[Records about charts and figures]
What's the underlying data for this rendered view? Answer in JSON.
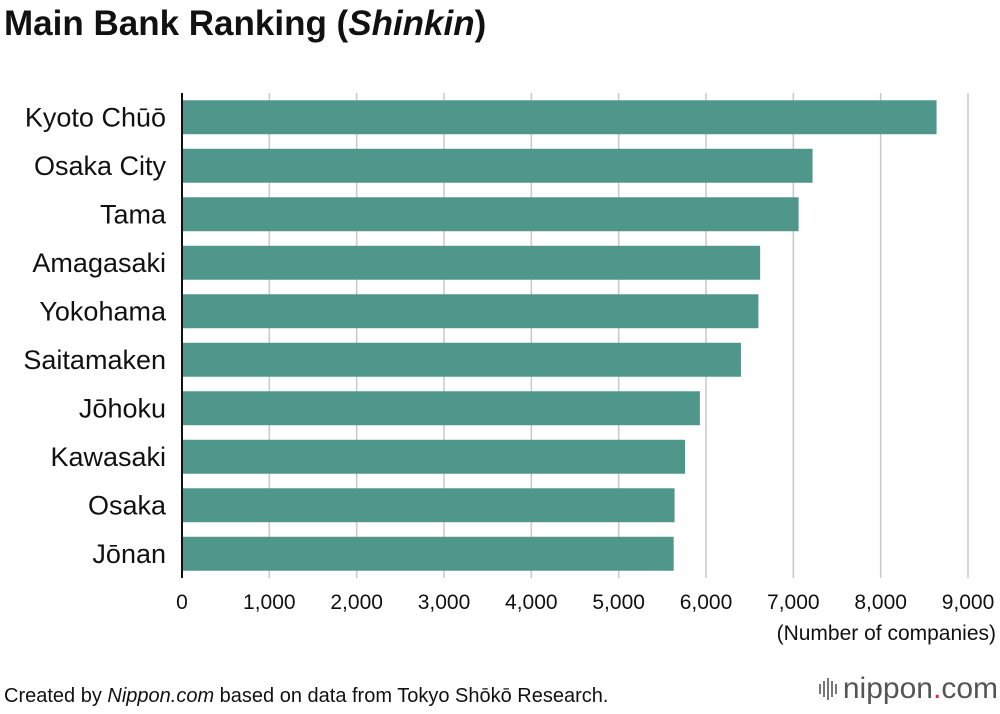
{
  "title": {
    "main": "Main Bank Ranking (",
    "italic": "Shinkin",
    "close": ")"
  },
  "chart_data": {
    "type": "bar",
    "orientation": "horizontal",
    "categories": [
      "Kyoto Chūō",
      "Osaka City",
      "Tama",
      "Amagasaki",
      "Yokohama",
      "Saitamaken",
      "Jōhoku",
      "Kawasaki",
      "Osaka",
      "Jōnan"
    ],
    "values": [
      8640,
      7220,
      7060,
      6620,
      6600,
      6400,
      5930,
      5760,
      5640,
      5630
    ],
    "xlabel": "(Number of companies)",
    "xlim": [
      0,
      9000
    ],
    "xticks": [
      0,
      1000,
      2000,
      3000,
      4000,
      5000,
      6000,
      7000,
      8000,
      9000
    ],
    "xtick_labels": [
      "0",
      "1,000",
      "2,000",
      "3,000",
      "4,000",
      "5,000",
      "6,000",
      "7,000",
      "8,000",
      "9,000"
    ],
    "grid": "vertical",
    "bar_color": "#4f968b"
  },
  "footer": {
    "prefix": "Created by ",
    "italic": "Nippon.com",
    "suffix": " based on data from Tokyo Shōkō Research."
  },
  "logo": {
    "name": "nippon",
    "dot": ".",
    "tld": "com"
  }
}
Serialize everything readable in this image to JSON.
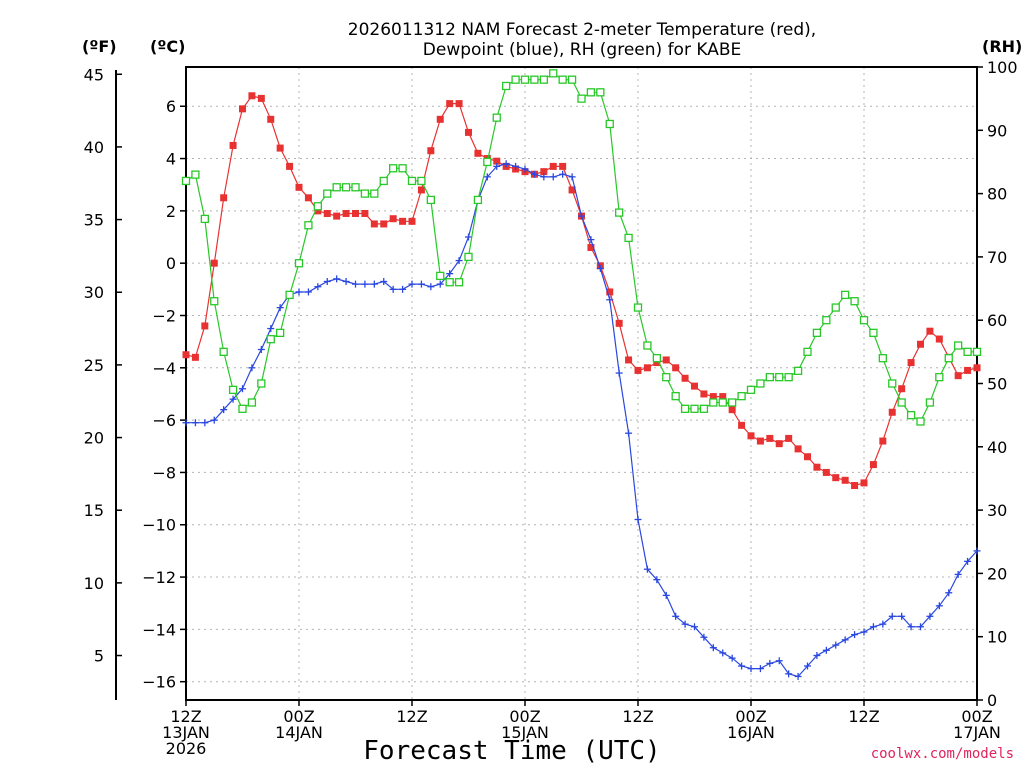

## WHAT TO WORK ON
Within the records above, how many lines include the word "JSON"? State the number by itself.

## RESPONSE TO THIS TASK
2